#### [Set problem]
In the data below, find every line that has the string "last", and copy it.

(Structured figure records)
☆ ☆ ☆ ☆
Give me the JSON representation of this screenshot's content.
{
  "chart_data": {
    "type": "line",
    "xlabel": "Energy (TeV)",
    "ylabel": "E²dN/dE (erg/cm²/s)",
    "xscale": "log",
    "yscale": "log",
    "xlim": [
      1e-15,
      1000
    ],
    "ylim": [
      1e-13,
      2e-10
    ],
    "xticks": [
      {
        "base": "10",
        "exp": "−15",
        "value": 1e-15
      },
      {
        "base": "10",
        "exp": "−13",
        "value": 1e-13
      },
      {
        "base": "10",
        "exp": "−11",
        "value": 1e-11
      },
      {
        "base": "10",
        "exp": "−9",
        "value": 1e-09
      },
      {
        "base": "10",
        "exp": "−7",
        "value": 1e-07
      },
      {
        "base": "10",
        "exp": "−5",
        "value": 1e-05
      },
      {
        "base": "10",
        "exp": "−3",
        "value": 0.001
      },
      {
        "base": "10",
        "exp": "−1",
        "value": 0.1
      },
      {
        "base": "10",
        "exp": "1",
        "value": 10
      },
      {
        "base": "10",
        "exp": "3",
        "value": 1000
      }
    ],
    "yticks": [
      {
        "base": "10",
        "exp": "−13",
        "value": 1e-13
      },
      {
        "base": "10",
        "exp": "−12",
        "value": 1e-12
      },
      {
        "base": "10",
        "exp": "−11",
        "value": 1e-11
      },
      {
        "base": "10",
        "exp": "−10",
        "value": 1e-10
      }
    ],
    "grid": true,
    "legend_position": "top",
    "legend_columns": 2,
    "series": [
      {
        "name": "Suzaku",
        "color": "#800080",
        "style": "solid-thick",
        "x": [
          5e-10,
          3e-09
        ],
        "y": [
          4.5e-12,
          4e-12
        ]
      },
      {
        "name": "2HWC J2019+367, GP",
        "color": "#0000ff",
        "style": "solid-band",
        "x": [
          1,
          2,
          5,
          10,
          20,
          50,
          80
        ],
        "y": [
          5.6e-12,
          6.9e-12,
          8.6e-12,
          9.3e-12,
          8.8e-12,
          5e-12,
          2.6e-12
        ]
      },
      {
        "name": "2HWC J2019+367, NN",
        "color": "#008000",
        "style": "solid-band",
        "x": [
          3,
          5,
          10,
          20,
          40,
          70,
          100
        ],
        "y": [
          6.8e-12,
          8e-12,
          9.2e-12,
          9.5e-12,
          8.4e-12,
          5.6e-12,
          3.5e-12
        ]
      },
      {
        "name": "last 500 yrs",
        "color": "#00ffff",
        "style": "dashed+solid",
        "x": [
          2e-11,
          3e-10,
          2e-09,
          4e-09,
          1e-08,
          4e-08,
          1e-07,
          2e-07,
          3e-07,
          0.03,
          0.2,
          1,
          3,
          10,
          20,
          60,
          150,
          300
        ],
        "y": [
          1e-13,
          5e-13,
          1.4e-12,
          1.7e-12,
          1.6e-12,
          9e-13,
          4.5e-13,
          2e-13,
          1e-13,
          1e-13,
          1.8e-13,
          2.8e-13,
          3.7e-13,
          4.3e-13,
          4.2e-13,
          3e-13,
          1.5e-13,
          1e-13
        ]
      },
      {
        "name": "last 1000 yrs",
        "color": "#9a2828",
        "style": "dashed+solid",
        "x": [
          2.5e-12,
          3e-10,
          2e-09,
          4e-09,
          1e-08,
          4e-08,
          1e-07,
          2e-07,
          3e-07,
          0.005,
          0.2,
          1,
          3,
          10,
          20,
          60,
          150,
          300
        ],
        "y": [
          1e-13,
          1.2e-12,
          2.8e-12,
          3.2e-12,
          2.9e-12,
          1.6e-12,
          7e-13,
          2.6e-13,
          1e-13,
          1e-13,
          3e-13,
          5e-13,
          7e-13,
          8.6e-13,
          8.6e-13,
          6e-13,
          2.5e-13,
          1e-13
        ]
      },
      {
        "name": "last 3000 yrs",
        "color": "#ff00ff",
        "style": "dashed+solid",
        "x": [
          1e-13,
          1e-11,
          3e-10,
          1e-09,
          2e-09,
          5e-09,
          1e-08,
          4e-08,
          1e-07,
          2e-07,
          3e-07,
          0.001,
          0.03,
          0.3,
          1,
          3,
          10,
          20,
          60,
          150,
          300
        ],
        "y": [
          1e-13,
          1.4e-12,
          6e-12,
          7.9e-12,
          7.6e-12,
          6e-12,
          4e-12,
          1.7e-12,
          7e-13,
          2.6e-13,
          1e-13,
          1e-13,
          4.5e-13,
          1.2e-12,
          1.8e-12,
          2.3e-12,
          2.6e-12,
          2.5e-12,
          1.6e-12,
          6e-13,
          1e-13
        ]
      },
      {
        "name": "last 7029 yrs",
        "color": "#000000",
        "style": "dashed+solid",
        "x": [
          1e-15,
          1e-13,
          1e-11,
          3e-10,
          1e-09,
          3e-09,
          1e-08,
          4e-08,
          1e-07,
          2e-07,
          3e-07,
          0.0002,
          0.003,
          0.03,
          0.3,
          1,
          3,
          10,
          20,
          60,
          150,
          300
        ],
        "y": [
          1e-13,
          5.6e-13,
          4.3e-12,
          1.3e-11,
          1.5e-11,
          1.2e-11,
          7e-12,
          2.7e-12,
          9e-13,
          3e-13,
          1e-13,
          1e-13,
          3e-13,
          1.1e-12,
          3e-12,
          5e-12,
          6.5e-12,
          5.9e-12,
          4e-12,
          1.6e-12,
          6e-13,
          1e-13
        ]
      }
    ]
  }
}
☆ ☆ ☆ ☆
#### [Output of the exercise]
        "name": "last 500 yrs",
        "name": "last 1000 yrs",
        "name": "last 3000 yrs",
        "name": "last 7029 yrs",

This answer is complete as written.